:: RECORDS FOR THE TASK ::
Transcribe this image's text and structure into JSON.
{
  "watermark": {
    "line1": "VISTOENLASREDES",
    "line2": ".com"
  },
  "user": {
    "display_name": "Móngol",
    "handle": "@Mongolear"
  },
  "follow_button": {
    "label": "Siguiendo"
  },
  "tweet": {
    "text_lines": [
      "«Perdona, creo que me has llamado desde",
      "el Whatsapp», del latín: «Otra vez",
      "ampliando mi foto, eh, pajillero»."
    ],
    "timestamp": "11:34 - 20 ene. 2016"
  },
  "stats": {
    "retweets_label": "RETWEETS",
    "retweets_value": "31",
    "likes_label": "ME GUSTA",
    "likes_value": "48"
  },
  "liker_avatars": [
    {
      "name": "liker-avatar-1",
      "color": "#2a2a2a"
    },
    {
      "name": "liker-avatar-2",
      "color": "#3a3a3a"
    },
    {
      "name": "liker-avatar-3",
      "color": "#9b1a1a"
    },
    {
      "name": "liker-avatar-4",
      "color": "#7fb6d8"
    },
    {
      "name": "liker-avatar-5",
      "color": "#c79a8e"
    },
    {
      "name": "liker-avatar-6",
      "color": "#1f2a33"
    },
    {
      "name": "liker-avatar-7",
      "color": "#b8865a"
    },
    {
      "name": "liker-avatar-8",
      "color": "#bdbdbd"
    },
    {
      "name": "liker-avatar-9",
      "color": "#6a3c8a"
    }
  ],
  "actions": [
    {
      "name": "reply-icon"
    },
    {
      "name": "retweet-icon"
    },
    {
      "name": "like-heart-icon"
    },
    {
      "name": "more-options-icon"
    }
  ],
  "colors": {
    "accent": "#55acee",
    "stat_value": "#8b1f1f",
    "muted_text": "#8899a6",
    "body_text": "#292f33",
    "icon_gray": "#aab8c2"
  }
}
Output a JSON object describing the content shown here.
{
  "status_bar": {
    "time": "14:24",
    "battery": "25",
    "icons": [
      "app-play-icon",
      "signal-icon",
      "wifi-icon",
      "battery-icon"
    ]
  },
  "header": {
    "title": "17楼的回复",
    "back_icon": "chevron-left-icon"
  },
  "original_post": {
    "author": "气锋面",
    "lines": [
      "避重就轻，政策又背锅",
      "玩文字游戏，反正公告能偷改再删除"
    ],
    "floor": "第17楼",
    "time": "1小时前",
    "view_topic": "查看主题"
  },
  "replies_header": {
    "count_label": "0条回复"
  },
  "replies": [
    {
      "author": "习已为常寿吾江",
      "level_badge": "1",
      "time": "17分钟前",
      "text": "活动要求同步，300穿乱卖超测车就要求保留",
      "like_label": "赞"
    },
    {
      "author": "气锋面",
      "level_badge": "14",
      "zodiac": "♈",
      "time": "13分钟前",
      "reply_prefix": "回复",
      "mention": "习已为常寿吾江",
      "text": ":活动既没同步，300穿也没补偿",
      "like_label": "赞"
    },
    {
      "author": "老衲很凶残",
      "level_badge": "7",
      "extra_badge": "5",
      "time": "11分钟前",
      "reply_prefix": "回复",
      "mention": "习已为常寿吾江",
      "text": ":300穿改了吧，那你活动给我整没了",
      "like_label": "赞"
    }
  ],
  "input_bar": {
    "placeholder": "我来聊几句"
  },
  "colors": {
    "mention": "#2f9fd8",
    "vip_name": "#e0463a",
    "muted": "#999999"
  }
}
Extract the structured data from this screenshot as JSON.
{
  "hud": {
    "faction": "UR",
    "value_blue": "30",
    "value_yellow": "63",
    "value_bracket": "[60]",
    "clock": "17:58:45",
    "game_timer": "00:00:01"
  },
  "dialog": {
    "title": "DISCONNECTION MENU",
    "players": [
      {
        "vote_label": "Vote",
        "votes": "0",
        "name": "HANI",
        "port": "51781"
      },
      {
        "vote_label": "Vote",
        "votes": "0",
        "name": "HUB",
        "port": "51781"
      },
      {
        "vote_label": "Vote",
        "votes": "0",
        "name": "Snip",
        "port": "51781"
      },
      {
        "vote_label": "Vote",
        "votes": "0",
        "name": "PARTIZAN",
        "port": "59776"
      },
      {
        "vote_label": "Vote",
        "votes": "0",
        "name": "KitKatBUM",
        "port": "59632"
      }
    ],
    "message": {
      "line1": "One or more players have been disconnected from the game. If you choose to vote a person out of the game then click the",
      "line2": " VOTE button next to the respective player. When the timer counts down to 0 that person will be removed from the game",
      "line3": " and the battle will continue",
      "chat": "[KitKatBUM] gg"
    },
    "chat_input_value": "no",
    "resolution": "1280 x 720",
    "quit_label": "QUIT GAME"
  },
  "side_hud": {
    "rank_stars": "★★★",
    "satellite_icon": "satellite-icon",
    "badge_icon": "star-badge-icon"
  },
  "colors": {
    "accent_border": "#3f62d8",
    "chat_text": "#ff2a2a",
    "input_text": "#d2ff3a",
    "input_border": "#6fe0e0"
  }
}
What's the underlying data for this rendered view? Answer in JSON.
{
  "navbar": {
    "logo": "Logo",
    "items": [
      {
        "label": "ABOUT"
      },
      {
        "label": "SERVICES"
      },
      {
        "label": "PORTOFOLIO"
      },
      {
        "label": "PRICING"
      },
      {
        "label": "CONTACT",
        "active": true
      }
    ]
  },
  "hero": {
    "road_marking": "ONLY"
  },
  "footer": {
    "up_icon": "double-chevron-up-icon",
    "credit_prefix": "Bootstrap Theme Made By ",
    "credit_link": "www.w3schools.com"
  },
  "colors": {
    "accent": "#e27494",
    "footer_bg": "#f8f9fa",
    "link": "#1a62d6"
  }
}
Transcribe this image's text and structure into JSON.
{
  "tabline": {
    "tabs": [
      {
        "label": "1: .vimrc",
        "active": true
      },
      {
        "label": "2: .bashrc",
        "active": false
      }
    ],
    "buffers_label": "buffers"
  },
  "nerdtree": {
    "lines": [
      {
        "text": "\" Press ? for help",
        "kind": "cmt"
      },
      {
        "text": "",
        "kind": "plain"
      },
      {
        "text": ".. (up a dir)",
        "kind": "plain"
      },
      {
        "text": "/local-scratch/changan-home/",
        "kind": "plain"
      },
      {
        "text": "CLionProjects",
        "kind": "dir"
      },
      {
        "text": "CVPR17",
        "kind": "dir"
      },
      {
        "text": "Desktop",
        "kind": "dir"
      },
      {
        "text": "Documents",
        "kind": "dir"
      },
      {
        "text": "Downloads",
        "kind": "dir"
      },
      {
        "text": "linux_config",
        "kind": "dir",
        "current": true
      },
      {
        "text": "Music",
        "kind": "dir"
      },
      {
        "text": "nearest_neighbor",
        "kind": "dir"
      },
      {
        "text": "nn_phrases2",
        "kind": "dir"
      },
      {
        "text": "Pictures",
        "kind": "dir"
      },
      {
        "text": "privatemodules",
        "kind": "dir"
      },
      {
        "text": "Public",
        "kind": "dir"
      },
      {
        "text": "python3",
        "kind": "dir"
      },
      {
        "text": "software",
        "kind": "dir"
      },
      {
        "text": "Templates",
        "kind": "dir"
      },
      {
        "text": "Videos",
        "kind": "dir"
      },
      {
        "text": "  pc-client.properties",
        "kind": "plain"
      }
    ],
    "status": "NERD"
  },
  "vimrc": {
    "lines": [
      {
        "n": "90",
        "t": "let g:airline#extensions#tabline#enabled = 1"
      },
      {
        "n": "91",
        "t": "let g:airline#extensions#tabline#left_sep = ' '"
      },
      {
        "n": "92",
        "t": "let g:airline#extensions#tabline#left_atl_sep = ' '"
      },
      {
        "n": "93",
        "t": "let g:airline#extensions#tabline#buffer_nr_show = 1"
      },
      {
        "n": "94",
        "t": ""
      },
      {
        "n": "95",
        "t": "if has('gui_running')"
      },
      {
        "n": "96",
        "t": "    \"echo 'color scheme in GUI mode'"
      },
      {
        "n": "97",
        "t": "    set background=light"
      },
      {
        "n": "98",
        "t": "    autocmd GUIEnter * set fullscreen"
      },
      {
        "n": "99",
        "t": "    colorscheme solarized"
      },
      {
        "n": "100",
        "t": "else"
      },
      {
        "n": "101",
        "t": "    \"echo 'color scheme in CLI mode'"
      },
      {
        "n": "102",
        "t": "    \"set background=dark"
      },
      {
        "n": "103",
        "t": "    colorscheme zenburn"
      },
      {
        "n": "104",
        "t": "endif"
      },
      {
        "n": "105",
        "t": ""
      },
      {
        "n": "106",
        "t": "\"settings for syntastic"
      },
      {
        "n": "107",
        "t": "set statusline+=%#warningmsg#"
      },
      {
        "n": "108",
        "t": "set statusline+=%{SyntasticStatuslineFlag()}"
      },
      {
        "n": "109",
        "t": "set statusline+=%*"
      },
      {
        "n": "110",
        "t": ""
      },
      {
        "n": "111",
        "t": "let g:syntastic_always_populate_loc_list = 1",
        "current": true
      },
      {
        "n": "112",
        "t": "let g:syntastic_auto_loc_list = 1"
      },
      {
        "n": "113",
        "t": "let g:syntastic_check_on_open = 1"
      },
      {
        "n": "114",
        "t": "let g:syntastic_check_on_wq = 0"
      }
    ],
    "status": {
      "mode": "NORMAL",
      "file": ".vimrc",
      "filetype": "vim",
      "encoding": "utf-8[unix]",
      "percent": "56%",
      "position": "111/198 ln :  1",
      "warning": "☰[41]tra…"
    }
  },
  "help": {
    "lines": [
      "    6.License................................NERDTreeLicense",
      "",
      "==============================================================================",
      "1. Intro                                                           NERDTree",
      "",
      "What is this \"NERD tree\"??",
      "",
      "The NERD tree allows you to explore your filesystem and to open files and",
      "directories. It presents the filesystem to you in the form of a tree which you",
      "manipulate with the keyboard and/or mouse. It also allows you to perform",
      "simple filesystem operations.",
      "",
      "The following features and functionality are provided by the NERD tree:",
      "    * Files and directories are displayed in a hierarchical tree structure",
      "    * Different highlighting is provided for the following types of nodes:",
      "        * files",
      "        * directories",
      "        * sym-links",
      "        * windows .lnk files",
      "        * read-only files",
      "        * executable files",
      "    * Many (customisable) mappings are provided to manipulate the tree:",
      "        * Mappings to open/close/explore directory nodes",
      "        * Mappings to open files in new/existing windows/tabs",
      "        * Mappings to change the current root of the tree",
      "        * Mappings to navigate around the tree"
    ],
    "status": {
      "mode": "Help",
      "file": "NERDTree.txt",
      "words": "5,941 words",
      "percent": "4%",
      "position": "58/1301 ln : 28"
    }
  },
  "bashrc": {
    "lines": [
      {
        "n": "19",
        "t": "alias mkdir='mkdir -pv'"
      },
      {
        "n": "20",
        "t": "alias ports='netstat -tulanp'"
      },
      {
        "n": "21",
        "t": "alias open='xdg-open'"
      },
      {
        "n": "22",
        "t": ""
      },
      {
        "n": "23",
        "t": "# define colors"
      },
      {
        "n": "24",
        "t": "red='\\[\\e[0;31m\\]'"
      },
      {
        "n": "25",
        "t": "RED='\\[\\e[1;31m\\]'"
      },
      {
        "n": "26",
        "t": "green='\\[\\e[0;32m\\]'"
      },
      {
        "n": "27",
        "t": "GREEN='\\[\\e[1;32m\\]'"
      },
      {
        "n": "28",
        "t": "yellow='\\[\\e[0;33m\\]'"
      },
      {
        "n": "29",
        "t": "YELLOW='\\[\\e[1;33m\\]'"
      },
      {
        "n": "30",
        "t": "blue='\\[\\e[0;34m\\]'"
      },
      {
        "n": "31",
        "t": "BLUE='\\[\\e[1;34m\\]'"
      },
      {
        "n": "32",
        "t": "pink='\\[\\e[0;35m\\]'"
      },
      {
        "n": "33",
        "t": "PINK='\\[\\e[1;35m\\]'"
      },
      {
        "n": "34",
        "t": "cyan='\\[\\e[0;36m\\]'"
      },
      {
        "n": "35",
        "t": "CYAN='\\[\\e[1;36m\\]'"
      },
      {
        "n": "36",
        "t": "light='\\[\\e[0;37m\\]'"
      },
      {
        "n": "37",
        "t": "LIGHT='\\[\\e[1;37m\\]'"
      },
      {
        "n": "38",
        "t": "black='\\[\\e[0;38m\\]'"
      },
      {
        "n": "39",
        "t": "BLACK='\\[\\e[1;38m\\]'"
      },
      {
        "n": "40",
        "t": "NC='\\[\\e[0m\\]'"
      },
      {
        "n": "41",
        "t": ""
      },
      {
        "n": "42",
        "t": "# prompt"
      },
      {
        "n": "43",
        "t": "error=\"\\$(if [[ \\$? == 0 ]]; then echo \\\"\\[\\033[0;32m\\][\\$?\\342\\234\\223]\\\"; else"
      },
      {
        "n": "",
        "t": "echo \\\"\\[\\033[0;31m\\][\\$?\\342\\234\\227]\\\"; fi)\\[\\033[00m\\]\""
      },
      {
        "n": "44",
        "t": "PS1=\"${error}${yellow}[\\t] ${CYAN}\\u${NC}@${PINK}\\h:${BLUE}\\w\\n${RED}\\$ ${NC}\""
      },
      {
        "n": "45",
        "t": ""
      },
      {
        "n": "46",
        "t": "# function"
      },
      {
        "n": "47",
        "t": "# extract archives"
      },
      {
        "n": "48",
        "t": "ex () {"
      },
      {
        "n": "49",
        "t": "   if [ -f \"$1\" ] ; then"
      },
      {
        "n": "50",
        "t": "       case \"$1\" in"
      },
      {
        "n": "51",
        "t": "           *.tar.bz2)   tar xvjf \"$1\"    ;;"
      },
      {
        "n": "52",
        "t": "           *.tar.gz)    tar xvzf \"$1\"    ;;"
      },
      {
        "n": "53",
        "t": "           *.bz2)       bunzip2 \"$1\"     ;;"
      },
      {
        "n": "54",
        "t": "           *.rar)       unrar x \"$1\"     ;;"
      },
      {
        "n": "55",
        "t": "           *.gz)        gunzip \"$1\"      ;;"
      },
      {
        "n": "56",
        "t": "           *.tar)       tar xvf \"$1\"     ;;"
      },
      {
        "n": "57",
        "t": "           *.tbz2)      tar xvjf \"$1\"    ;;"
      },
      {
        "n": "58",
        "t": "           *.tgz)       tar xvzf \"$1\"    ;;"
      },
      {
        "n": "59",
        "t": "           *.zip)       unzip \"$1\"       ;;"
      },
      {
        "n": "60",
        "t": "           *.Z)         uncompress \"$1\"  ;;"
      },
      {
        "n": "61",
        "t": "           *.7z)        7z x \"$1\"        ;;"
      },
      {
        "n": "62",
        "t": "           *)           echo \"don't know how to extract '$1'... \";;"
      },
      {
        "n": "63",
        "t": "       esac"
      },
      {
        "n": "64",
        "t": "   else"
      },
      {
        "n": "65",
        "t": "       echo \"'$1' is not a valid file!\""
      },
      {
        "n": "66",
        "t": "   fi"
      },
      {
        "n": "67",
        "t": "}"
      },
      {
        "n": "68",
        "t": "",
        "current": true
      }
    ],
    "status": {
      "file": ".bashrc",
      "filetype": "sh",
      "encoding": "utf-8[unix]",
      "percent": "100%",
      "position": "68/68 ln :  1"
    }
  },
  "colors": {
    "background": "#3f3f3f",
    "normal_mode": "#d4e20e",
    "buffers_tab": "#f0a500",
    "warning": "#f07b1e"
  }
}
:::
Determine how many lines of the records above contain the word "author", and report only that number.

4